• Exercise task:
Scan the data that follows and count the lines with the string "subtitle"; answer with the count alone.

┄┄┄┄┄┄┄┄┄┄

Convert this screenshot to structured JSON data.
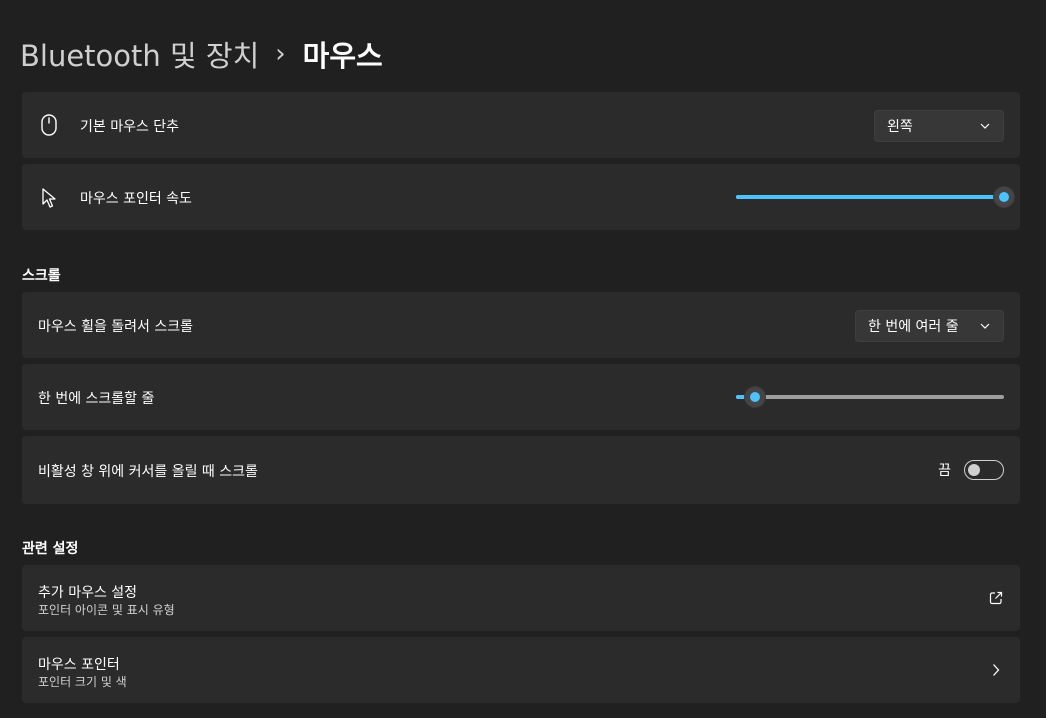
{
  "breadcrumb": {
    "parent": "Bluetooth 및 장치",
    "separator": "›",
    "current": "마우스"
  },
  "primary_button": {
    "icon": "mouse-icon",
    "label": "기본 마우스 단추",
    "value": "왼쪽"
  },
  "pointer_speed": {
    "icon": "pointer-icon",
    "label": "마우스 포인터 속도",
    "level": 1.0
  },
  "scroll": {
    "title": "스크롤",
    "wheel": {
      "label": "마우스 휠을 돌려서 스크롤",
      "value": "한 번에 여러 줄"
    },
    "lines": {
      "label": "한 번에 스크롤할 줄",
      "level": 0.07
    },
    "inactive": {
      "label": "비활성 창 위에 커서를 올릴 때 스크롤",
      "state": "끔",
      "on": false
    }
  },
  "related": {
    "title": "관련 설정",
    "items": [
      {
        "title": "추가 마우스 설정",
        "subtitle": "포인터 아이콘 및 표시 유형",
        "icon": "open-external-icon"
      },
      {
        "title": "마우스 포인터",
        "subtitle": "포인터 크기 및 색",
        "icon": "chevron-right-icon"
      }
    ]
  },
  "colors": {
    "background": "#202020",
    "card": "#2b2b2b",
    "accent": "#4cc2ff",
    "text": "#ffffff"
  }
}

┄┄┄┄┄┄┄┄┄┄

• Solution to this exercise:
2